> [What to produce]: Scan the records and identify every line in which the string "содержит" occurs, then return those lines.

> [Record list]:

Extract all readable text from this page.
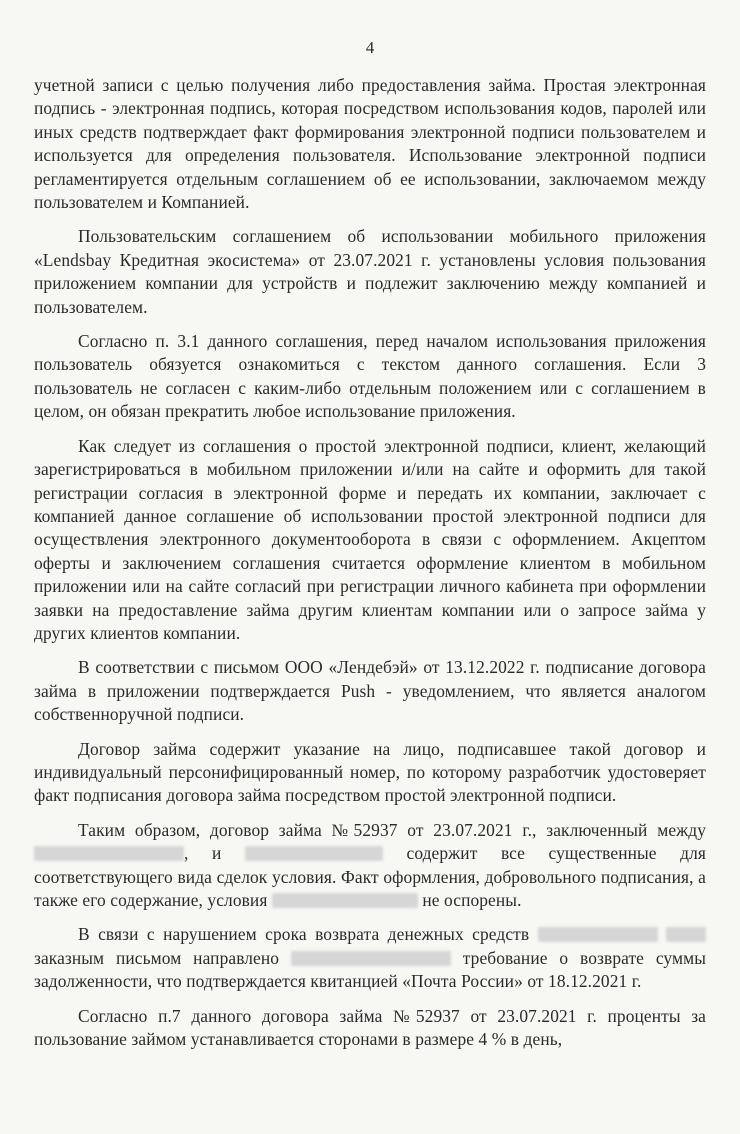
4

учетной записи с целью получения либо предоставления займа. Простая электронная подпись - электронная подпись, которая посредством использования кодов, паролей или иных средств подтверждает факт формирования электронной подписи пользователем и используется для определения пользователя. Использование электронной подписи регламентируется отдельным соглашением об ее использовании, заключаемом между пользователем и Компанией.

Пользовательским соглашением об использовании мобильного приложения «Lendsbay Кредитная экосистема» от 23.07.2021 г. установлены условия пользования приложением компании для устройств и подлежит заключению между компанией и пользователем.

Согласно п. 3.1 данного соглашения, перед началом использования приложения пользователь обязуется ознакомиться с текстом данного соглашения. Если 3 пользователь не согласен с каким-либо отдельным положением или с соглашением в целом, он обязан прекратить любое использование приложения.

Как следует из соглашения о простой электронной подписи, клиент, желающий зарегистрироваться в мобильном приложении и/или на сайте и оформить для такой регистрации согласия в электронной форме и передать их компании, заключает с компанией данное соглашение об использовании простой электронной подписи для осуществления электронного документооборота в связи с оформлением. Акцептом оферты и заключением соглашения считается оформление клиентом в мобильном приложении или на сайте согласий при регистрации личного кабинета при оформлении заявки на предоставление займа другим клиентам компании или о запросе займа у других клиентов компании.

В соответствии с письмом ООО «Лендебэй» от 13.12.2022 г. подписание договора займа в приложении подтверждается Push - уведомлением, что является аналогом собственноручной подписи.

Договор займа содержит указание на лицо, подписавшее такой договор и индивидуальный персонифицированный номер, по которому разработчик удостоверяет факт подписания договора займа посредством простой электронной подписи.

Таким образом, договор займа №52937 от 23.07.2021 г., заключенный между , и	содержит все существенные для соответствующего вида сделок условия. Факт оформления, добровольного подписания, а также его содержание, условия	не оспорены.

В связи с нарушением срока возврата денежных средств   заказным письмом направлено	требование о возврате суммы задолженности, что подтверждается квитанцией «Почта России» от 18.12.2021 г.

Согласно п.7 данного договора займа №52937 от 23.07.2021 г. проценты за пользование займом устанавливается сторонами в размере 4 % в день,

> [Output of the task]:
Договор займа содержит указание на лицо, подписавшее такой договор и индивидуальный персонифицированный номер, по которому разработчик удостоверяет факт подписания договора займа посредством простой электронной подписи.
Таким образом, договор займа №52937 от 23.07.2021 г., заключенный между , и	содержит все существенные для соответствующего вида сделок условия. Факт оформления, добровольного подписания, а также его содержание, условия	не оспорены.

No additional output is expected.